Information provided:
+ + + + +

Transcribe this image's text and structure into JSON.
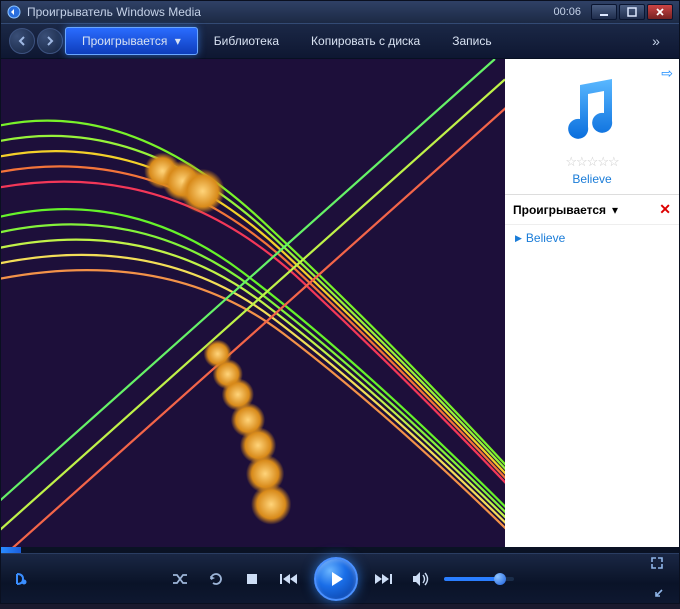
{
  "titlebar": {
    "app_name": "Проигрыватель Windows Media",
    "clock": "00:06"
  },
  "tabs": {
    "now_playing": "Проигрывается",
    "library": "Библиотека",
    "rip": "Копировать с диска",
    "burn": "Запись"
  },
  "sidebar": {
    "track_title": "Believe",
    "list_header": "Проигрывается",
    "items": [
      {
        "label": "Believe"
      }
    ]
  },
  "playback": {
    "progress_percent": 3,
    "volume_percent": 80
  },
  "colors": {
    "accent": "#1a7cd8",
    "play_glow": "#2a8cff"
  }
}
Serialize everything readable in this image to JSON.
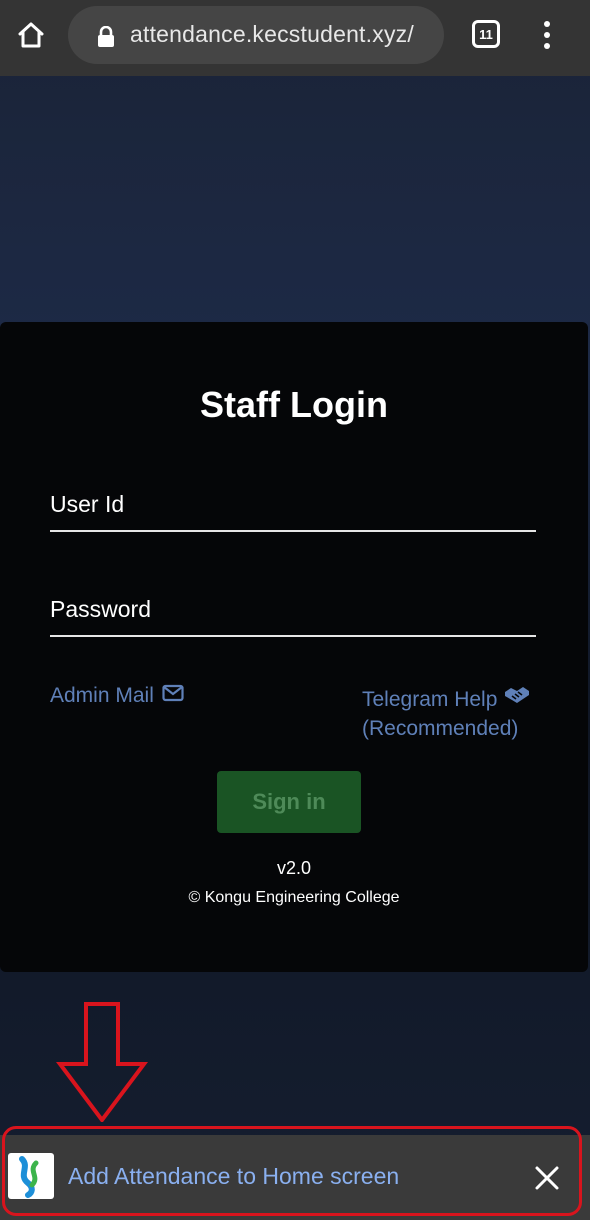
{
  "browser": {
    "url": "attendance.kecstudent.xyz/",
    "tab_count": "11",
    "icons": {
      "home": "home-icon",
      "lock": "lock-icon",
      "tabs": "tab-switcher-icon",
      "menu": "more-vert-icon"
    }
  },
  "login": {
    "title": "Staff Login",
    "user_id_placeholder": "User Id",
    "password_placeholder": "Password",
    "admin_mail_label": "Admin Mail",
    "telegram_help_label": "Telegram Help",
    "telegram_help_note": "(Recommended)",
    "sign_in_label": "Sign in",
    "version": "v2.0",
    "copyright": "© Kongu Engineering College"
  },
  "a2hs_banner": {
    "label": "Add Attendance to Home screen",
    "icons": {
      "app": "app-logo-icon",
      "close": "close-icon"
    }
  },
  "colors": {
    "browser_bar": "#343434",
    "card_bg": "#050608",
    "link": "#5f80b8",
    "signin_bg": "#1a5424",
    "signin_text": "#4e8a58",
    "banner_text": "#8ab0f0",
    "highlight": "#d9141d"
  }
}
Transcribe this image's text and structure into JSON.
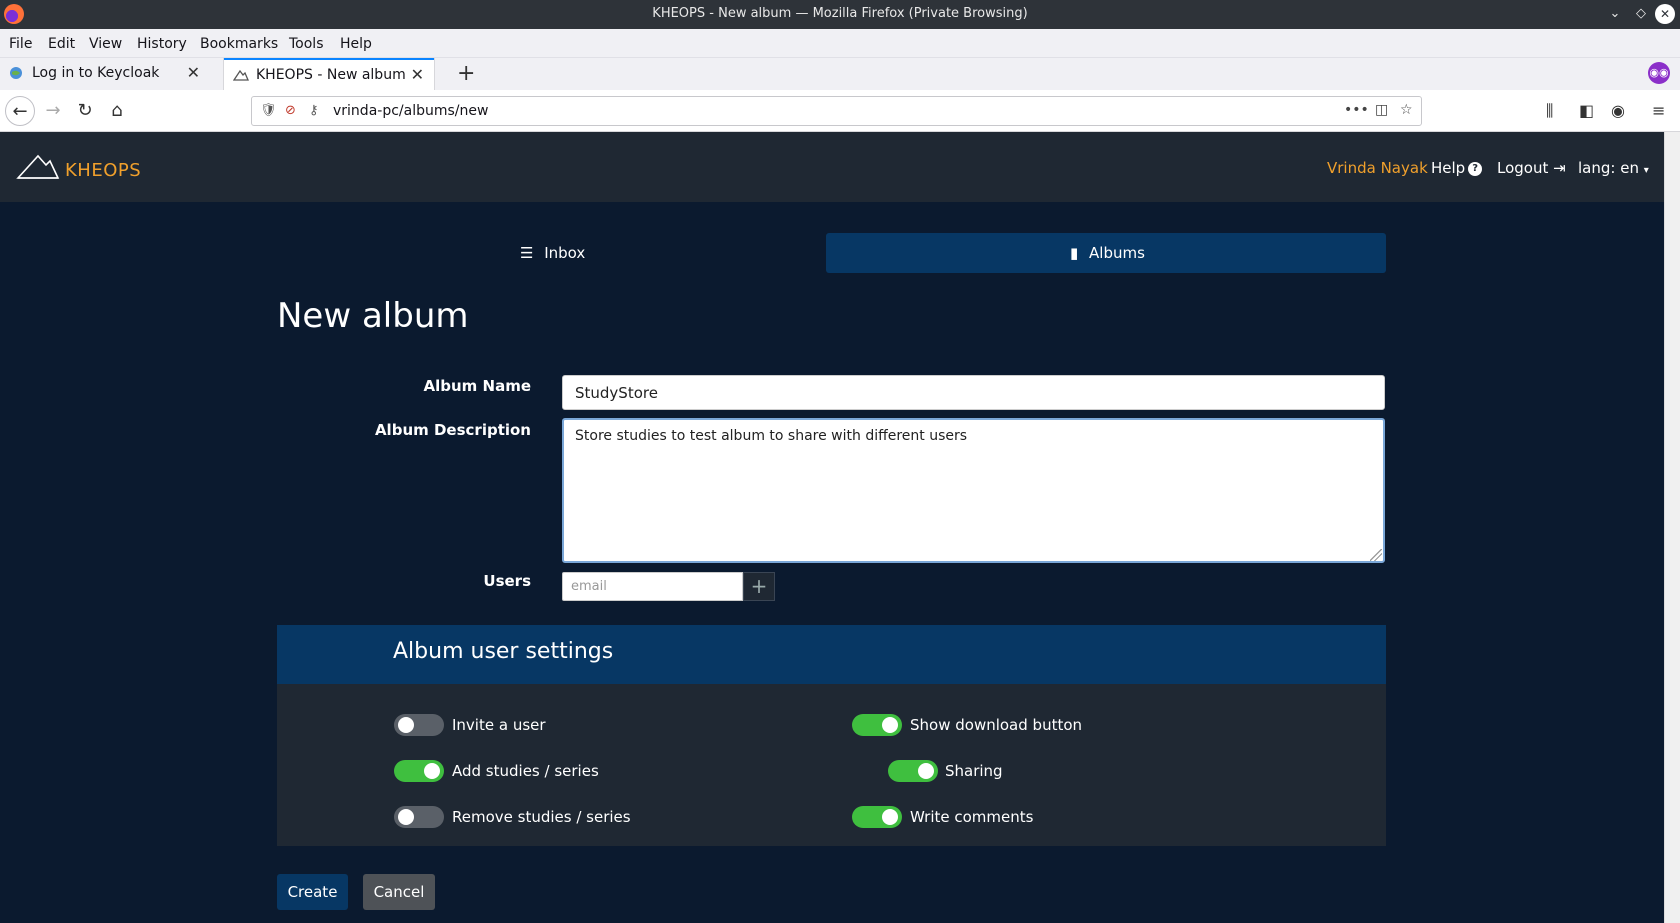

+ + + + +

Set problem:
Reproduce each entry precisely, dropping only the pictures.

Solution for this exercise:
Transcribe this image's text and structure into JSON.
{
  "titlebar": {
    "app_name": "Проигрыватель Windows Media",
    "clock": "00:06"
  },
  "tabs": {
    "now_playing": "Проигрывается",
    "library": "Библиотека",
    "rip": "Копировать с диска",
    "burn": "Запись"
  },
  "sidebar": {
    "track_title": "Believe",
    "list_header": "Проигрывается",
    "items": [
      {
        "label": "Believe"
      }
    ]
  },
  "playback": {
    "progress_percent": 3,
    "volume_percent": 80
  },
  "colors": {
    "accent": "#1a7cd8",
    "play_glow": "#2a8cff"
  }
}
Serialize everything readable in this image to JSON.
{
  "browser": {
    "url": "attendance.kecstudent.xyz/",
    "tab_count": "11",
    "icons": {
      "home": "home-icon",
      "lock": "lock-icon",
      "tabs": "tab-switcher-icon",
      "menu": "more-vert-icon"
    }
  },
  "login": {
    "title": "Staff Login",
    "user_id_placeholder": "User Id",
    "password_placeholder": "Password",
    "admin_mail_label": "Admin Mail",
    "telegram_help_label": "Telegram Help",
    "telegram_help_note": "(Recommended)",
    "sign_in_label": "Sign in",
    "version": "v2.0",
    "copyright": "© Kongu Engineering College"
  },
  "a2hs_banner": {
    "label": "Add Attendance to Home screen",
    "icons": {
      "app": "app-logo-icon",
      "close": "close-icon"
    }
  },
  "colors": {
    "browser_bar": "#343434",
    "card_bg": "#050608",
    "link": "#5f80b8",
    "signin_bg": "#1a5424",
    "signin_text": "#4e8a58",
    "banner_text": "#8ab0f0",
    "highlight": "#d9141d"
  }
}
Transcribe this image's text and structure into JSON.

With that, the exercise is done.